• Given instruction
Collect all lines containing the word "JSON" from the data.

• Collected data
----------------------------------------

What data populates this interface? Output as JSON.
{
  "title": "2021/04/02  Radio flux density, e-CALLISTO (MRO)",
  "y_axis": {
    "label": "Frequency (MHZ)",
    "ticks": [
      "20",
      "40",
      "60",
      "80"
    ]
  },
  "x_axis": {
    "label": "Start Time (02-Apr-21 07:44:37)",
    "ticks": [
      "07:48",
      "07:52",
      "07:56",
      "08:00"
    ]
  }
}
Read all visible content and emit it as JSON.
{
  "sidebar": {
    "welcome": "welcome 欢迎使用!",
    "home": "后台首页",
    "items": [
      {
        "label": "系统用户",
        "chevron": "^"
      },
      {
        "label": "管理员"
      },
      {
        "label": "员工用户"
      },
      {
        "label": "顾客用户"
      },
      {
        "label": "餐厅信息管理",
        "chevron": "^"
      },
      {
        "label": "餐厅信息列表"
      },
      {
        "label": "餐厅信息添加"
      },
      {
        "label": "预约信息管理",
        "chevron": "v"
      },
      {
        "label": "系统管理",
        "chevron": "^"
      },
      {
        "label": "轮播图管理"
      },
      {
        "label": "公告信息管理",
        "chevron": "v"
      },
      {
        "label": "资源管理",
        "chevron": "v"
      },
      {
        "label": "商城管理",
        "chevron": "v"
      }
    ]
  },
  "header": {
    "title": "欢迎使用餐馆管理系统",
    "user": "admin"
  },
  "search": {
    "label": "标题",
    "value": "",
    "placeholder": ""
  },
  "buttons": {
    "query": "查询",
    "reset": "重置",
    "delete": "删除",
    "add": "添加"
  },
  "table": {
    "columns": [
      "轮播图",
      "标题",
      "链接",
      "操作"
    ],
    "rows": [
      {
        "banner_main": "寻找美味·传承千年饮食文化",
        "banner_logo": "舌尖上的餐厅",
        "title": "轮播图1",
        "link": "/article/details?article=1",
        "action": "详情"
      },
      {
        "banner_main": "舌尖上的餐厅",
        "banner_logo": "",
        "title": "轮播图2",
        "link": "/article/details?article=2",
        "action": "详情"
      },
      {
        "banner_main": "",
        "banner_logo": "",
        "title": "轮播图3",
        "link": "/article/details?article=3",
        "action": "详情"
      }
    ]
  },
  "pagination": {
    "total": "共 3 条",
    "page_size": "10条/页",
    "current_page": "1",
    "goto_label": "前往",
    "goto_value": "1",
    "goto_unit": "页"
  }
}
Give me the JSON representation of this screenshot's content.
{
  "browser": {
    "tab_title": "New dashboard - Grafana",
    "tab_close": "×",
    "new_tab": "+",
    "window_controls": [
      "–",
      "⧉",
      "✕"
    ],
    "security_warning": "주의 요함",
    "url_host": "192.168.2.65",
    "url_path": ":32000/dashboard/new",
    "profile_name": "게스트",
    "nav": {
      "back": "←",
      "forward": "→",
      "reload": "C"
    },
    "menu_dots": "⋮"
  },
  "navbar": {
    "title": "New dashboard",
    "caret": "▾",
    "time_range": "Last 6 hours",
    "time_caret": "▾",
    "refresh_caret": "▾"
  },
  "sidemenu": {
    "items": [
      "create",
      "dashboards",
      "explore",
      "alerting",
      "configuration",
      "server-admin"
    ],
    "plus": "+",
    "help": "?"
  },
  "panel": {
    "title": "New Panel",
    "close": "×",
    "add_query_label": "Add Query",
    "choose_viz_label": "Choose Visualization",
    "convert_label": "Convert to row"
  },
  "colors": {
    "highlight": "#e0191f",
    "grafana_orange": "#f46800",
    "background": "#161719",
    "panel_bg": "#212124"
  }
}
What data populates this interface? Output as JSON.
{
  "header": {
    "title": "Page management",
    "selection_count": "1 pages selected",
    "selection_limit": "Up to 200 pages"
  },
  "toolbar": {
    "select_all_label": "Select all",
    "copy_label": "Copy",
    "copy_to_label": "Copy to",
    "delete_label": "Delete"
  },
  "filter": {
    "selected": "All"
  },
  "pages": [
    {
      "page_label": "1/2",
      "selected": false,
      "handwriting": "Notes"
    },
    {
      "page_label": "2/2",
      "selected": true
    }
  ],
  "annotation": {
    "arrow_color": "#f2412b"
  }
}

----------------------------------------

• Task answer
What data populates this interface? Output as JSON.
Read all visible content and emit it as JSON.
Give me the JSON representation of this screenshot's content.
What data populates this interface? Output as JSON.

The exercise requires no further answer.